DIRECTION 1:
Name every metropolitan area that the passage on metropolitan sprawl identifies by name.
DIRECTION 2:
Pick up the passage on metropolitan sprawl after its final sentence and extend it by a short paragraph.

DOCUMENT:
The comparison with 1990 data (using county-based definitions for New England for both years) showed that there has been a substantial change in the level of sprawl in the United States. In the past decade, sprawl increased in 198 metropolitan areas and decreased in 97. It was unchanged in 21 metropolitan areas, and 11 of these were at 100 in both 1990 and 2000. Large metropolitan areas again had lower levels of sprawl: only 24 saw increased sprawl, and 27 had decreased sprawl. One large metropolitan area was unchanged. Considering all metropolitan areas together, there were almost 16% more metropolitan areas scoring above 75 at the end of the decade but only one net additional metropolitan area scoring below 25. Among large metropolitan areas, the total number of metropolitan areas scoring above 50 decreased by 3. Two metropolitan areas dropped below 25: Ft. Lauderdale and Stockton-Lodi; and one moved above 25: Laredo. The total number of people living in metropolitan areas scoring below 50 grew from 90.5 million to 115.6 million (a 27% increase), whereas the total number of people living in metropolitan areas scoring above 50 grew from 84.2 to 85.0 million (a 0.1% increase). Most net growth has occurred in metropolitan areas with lower sprawl index scores.

COLLECTED DATA:
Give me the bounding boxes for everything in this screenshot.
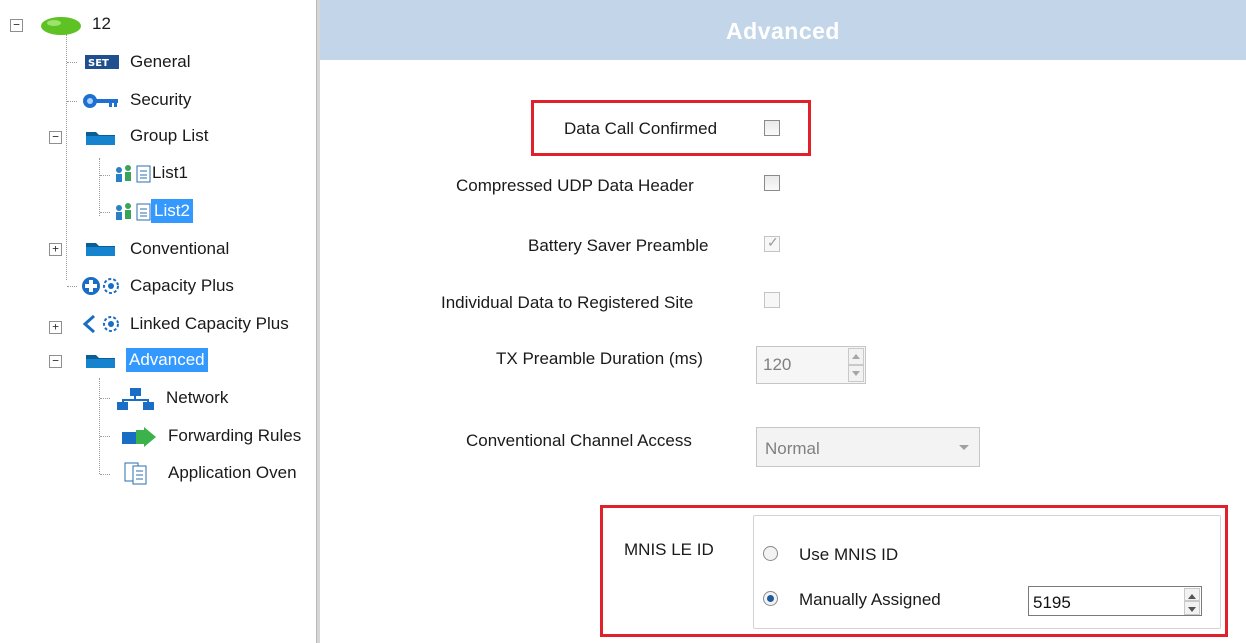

WRITTEN REPLY 1:
Ft. Lauderdale, Stockton-Lodi, Laredo

WRITTEN REPLY 2:
DISCUSSION

Surveying metropolitan areas as a whole, it is not surprising that sprawl has become a matter of public debate. More than half the nation's metropolitan areas containing more than 40% of the country's total metropolitan population had a sprawl index greater than 50, indicating that more people lived in lower density census tracts than in higher density tracts. The ratio of metropolitan areas increasing in sprawl versus those decreasing was nearly 2 to 1 over the past decade. The results here are similar to other attempts to measure sprawl, which also found that larger cities tend to be denser and southern cities sprawl more. Others also produced results in keeping with ours that belie the popular conception that Los Angeles is a metropolitan area with low levels of sprawl.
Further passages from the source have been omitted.